*REQUIRED TASK*
Find the number of lines in these records where the word "label" appears. Reply with that number and nothing more.

*RECORDS SUPPLIED*
-*-*-

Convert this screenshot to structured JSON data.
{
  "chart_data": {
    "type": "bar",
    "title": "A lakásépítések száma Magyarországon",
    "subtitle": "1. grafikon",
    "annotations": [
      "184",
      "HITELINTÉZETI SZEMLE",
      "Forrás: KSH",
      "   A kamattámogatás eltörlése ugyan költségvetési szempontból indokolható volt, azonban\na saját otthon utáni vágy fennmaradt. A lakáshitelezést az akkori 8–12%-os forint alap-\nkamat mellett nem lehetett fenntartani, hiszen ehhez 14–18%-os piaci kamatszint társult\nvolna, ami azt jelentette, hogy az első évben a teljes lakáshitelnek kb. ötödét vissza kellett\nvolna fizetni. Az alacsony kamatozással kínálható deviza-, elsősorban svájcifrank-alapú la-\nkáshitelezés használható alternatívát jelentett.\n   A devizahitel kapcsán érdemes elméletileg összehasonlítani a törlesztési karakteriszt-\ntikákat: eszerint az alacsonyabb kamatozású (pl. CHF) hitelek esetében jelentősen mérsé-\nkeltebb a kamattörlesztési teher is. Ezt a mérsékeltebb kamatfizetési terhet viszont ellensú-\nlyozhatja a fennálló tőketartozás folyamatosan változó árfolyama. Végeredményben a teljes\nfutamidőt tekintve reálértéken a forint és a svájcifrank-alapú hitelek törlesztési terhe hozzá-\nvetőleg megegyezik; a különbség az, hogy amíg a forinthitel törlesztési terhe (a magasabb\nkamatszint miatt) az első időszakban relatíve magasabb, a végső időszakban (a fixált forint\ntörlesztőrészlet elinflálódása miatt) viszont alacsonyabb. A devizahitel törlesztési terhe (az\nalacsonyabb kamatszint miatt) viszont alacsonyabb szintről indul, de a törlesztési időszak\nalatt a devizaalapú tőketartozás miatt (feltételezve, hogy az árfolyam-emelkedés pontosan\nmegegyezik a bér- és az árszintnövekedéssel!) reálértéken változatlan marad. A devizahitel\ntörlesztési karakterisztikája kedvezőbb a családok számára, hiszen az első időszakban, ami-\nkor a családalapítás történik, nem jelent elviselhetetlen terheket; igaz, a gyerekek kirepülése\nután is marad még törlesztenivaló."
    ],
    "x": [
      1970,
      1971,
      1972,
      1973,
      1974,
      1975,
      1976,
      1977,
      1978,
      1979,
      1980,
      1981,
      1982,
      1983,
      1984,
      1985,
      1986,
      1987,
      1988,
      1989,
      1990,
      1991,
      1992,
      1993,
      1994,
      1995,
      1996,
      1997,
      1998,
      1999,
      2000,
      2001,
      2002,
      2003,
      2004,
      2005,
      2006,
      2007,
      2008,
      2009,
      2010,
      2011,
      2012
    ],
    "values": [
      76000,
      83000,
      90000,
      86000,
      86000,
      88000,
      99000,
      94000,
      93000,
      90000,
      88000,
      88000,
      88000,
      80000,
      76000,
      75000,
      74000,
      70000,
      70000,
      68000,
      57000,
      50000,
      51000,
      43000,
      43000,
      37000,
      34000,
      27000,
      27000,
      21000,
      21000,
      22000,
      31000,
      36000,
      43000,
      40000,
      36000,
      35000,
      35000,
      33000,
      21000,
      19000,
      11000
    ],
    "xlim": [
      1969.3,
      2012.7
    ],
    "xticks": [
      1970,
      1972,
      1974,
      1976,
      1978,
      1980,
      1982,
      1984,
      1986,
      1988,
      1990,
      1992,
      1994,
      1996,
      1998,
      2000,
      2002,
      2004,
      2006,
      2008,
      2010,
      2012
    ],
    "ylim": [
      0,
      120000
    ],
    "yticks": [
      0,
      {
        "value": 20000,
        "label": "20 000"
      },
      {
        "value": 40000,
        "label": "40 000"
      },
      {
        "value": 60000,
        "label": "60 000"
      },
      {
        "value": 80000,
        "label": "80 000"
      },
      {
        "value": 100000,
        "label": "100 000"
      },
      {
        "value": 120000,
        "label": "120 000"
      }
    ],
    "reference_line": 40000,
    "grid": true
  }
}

-*-*-

*SOLUTION*
6